-- START --

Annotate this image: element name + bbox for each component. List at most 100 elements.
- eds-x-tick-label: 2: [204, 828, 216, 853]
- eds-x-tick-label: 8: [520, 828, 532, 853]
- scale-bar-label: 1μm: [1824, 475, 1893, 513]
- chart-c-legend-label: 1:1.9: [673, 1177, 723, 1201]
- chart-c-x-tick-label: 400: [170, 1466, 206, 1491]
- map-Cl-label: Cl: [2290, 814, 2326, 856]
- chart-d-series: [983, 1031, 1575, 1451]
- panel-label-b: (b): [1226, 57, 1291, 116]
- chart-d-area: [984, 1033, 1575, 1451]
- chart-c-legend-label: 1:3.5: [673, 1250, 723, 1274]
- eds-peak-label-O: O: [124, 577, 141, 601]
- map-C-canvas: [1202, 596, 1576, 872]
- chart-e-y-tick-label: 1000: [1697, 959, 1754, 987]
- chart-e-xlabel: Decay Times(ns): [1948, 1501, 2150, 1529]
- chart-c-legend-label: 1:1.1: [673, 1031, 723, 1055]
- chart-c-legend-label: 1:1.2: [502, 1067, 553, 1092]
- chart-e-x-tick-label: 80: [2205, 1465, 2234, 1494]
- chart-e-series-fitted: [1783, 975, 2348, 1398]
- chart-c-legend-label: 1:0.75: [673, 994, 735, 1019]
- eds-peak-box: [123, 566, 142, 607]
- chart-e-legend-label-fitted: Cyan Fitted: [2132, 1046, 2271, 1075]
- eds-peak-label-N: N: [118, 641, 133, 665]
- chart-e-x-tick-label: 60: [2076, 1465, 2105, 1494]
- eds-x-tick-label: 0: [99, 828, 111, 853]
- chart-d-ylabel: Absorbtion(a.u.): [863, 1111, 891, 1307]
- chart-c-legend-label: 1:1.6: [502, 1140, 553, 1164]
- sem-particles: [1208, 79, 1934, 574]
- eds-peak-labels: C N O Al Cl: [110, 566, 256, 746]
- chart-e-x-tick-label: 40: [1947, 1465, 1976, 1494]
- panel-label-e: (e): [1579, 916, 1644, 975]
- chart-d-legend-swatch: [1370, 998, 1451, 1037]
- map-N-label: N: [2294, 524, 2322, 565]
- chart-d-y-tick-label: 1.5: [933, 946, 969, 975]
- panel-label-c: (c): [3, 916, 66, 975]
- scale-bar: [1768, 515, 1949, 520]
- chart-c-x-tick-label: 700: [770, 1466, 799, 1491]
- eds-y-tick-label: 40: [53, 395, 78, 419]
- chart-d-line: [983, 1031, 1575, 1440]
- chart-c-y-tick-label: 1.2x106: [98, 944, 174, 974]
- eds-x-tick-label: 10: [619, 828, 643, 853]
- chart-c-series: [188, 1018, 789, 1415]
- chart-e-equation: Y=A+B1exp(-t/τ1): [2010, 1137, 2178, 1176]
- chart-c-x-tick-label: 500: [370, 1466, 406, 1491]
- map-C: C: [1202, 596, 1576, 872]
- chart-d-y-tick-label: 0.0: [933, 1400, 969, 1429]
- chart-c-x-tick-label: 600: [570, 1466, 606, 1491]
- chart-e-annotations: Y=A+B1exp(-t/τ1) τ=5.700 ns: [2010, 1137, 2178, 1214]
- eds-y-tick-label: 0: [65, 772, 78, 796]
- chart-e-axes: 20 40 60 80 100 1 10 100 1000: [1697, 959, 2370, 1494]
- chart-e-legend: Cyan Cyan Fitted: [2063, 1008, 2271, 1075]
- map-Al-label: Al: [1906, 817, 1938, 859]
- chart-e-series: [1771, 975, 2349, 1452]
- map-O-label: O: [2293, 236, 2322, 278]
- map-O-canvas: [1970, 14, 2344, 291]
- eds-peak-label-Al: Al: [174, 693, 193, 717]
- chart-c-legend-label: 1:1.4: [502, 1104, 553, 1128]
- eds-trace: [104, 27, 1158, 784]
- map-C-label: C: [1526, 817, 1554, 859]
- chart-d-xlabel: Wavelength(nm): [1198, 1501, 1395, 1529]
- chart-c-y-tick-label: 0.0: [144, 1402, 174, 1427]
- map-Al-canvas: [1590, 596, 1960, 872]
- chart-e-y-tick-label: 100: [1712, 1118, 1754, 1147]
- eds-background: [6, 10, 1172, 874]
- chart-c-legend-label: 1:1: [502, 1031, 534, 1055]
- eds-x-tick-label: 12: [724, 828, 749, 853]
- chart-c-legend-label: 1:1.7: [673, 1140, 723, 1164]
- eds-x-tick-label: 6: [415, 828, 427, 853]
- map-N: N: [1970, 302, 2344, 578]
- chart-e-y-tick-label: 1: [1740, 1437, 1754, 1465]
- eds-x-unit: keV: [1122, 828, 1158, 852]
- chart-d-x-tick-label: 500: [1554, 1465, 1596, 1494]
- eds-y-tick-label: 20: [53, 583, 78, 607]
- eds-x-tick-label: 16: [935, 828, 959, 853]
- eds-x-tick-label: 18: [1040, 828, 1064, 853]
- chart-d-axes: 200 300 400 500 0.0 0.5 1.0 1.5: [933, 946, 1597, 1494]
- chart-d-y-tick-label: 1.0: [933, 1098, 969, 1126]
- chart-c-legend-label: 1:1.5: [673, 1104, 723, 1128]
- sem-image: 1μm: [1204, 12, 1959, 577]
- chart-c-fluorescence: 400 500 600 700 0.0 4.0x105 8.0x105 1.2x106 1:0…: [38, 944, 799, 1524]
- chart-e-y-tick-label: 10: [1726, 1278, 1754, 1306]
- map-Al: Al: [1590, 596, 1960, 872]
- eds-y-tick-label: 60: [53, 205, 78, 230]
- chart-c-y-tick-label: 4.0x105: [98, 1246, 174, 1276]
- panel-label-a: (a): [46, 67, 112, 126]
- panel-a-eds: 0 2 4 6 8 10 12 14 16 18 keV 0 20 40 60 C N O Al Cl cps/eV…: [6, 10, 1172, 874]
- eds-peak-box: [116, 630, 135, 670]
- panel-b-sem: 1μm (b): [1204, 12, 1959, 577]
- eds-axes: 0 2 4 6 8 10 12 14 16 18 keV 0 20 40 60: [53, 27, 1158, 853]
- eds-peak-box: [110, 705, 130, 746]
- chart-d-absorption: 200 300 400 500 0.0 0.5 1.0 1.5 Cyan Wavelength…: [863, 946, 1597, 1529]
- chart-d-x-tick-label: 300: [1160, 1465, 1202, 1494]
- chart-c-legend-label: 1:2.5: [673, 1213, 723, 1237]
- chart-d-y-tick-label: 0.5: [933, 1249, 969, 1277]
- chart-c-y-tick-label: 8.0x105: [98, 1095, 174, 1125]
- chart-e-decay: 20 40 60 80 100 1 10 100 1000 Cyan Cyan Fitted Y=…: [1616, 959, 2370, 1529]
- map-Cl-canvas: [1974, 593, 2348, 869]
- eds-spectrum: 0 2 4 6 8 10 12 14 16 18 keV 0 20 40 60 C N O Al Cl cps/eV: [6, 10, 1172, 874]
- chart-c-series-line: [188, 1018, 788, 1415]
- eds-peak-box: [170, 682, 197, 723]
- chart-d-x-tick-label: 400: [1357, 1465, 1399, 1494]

-- END --

## Written problem
Copy out every line of the data above word for word, leaving nothing out and changing nothing.

## Answer in full
Annotate this image: element name + bbox for each component. List at most 100 elements.
- eds-x-tick-label: 2: [204, 828, 216, 853]
- eds-x-tick-label: 8: [520, 828, 532, 853]
- scale-bar-label: 1μm: [1824, 475, 1893, 513]
- chart-c-legend-label: 1:1.9: [673, 1177, 723, 1201]
- chart-c-x-tick-label: 400: [170, 1466, 206, 1491]
- map-Cl-label: Cl: [2290, 814, 2326, 856]
- chart-d-series: [983, 1031, 1575, 1451]
- panel-label-b: (b): [1226, 57, 1291, 116]
- chart-d-area: [984, 1033, 1575, 1451]
- chart-c-legend-label: 1:3.5: [673, 1250, 723, 1274]
- eds-peak-label-O: O: [124, 577, 141, 601]
- map-C-canvas: [1202, 596, 1576, 872]
- chart-e-y-tick-label: 1000: [1697, 959, 1754, 987]
- chart-e-xlabel: Decay Times(ns): [1948, 1501, 2150, 1529]
- chart-c-legend-label: 1:1.1: [673, 1031, 723, 1055]
- chart-c-legend-label: 1:1.2: [502, 1067, 553, 1092]
- chart-e-x-tick-label: 80: [2205, 1465, 2234, 1494]
- chart-e-series-fitted: [1783, 975, 2348, 1398]
- chart-c-legend-label: 1:0.75: [673, 994, 735, 1019]
- eds-peak-box: [123, 566, 142, 607]
- chart-e-legend-label-fitted: Cyan Fitted: [2132, 1046, 2271, 1075]
- eds-peak-label-N: N: [118, 641, 133, 665]
- chart-e-x-tick-label: 60: [2076, 1465, 2105, 1494]
- eds-x-tick-label: 0: [99, 828, 111, 853]
- chart-d-ylabel: Absorbtion(a.u.): [863, 1111, 891, 1307]
- chart-c-legend-label: 1:1.6: [502, 1140, 553, 1164]
- sem-particles: [1208, 79, 1934, 574]
- eds-peak-labels: C N O Al Cl: [110, 566, 256, 746]
- chart-e-x-tick-label: 40: [1947, 1465, 1976, 1494]
- panel-label-e: (e): [1579, 916, 1644, 975]
- chart-d-legend-swatch: [1370, 998, 1451, 1037]
- map-N-label: N: [2294, 524, 2322, 565]
- chart-d-y-tick-label: 1.5: [933, 946, 969, 975]
- panel-label-c: (c): [3, 916, 66, 975]
- scale-bar: [1768, 515, 1949, 520]
- chart-c-x-tick-label: 700: [770, 1466, 799, 1491]
- eds-y-tick-label: 40: [53, 395, 78, 419]
- chart-d-line: [983, 1031, 1575, 1440]
- chart-c-y-tick-label: 1.2x106: [98, 944, 174, 974]
- eds-x-tick-label: 10: [619, 828, 643, 853]
- chart-c-series: [188, 1018, 789, 1415]
- chart-e-equation: Y=A+B1exp(-t/τ1): [2010, 1137, 2178, 1176]
- chart-c-x-tick-label: 500: [370, 1466, 406, 1491]
- map-C: C: [1202, 596, 1576, 872]
- chart-d-y-tick-label: 0.0: [933, 1400, 969, 1429]
- chart-c-x-tick-label: 600: [570, 1466, 606, 1491]
- chart-e-annotations: Y=A+B1exp(-t/τ1) τ=5.700 ns: [2010, 1137, 2178, 1214]
- eds-y-tick-label: 0: [65, 772, 78, 796]
- chart-e-axes: 20 40 60 80 100 1 10 100 1000: [1697, 959, 2370, 1494]
- chart-e-legend: Cyan Cyan Fitted: [2063, 1008, 2271, 1075]
- map-Al-label: Al: [1906, 817, 1938, 859]
- chart-e-series: [1771, 975, 2349, 1452]
- map-O-label: O: [2293, 236, 2322, 278]
- map-O-canvas: [1970, 14, 2344, 291]
- eds-peak-label-Al: Al: [174, 693, 193, 717]
- chart-c-legend-label: 1:1.4: [502, 1104, 553, 1128]
- eds-trace: [104, 27, 1158, 784]
- map-C-label: C: [1526, 817, 1554, 859]
- chart-d-xlabel: Wavelength(nm): [1198, 1501, 1395, 1529]
- chart-c-y-tick-label: 0.0: [144, 1402, 174, 1427]
- map-Al-canvas: [1590, 596, 1960, 872]
- chart-e-y-tick-label: 100: [1712, 1118, 1754, 1147]
- eds-background: [6, 10, 1172, 874]
- chart-c-legend-label: 1:1: [502, 1031, 534, 1055]
- eds-x-tick-label: 12: [724, 828, 749, 853]
- chart-c-legend-label: 1:1.7: [673, 1140, 723, 1164]
- eds-x-tick-label: 6: [415, 828, 427, 853]
- map-N: N: [1970, 302, 2344, 578]
- chart-e-y-tick-label: 1: [1740, 1437, 1754, 1465]
- eds-x-unit: keV: [1122, 828, 1158, 852]
- chart-d-x-tick-label: 500: [1554, 1465, 1596, 1494]
- eds-y-tick-label: 20: [53, 583, 78, 607]
- eds-x-tick-label: 16: [935, 828, 959, 853]
- eds-x-tick-label: 18: [1040, 828, 1064, 853]
- chart-d-axes: 200 300 400 500 0.0 0.5 1.0 1.5: [933, 946, 1597, 1494]
- chart-d-y-tick-label: 1.0: [933, 1098, 969, 1126]
- chart-c-legend-label: 1:1.5: [673, 1104, 723, 1128]
- sem-image: 1μm: [1204, 12, 1959, 577]
- chart-c-fluorescence: 400 500 600 700 0.0 4.0x105 8.0x105 1.2x106 1:0…: [38, 944, 799, 1524]
- chart-e-y-tick-label: 10: [1726, 1278, 1754, 1306]
- map-Al: Al: [1590, 596, 1960, 872]
- eds-y-tick-label: 60: [53, 205, 78, 230]
- chart-c-y-tick-label: 4.0x105: [98, 1246, 174, 1276]
- panel-label-a: (a): [46, 67, 112, 126]
- panel-a-eds: 0 2 4 6 8 10 12 14 16 18 keV 0 20 40 60 C N O Al Cl cps/eV…: [6, 10, 1172, 874]
- eds-peak-box: [116, 630, 135, 670]
- panel-b-sem: 1μm (b): [1204, 12, 1959, 577]
- eds-axes: 0 2 4 6 8 10 12 14 16 18 keV 0 20 40 60: [53, 27, 1158, 853]
- eds-peak-box: [110, 705, 130, 746]
- chart-d-absorption: 200 300 400 500 0.0 0.5 1.0 1.5 Cyan Wavelength…: [863, 946, 1597, 1529]
- chart-d-x-tick-label: 300: [1160, 1465, 1202, 1494]
- chart-c-legend-label: 1:2.5: [673, 1213, 723, 1237]
- chart-d-y-tick-label: 0.5: [933, 1249, 969, 1277]
- chart-c-y-tick-label: 8.0x105: [98, 1095, 174, 1125]
- chart-e-decay: 20 40 60 80 100 1 10 100 1000 Cyan Cyan Fitted Y=…: [1616, 959, 2370, 1529]
- map-Cl-canvas: [1974, 593, 2348, 869]
- eds-spectrum: 0 2 4 6 8 10 12 14 16 18 keV 0 20 40 60 C N O Al Cl cps/eV: [6, 10, 1172, 874]
- chart-c-series-line: [188, 1018, 788, 1415]
- eds-peak-box: [170, 682, 197, 723]
- chart-d-x-tick-label: 400: [1357, 1465, 1399, 1494]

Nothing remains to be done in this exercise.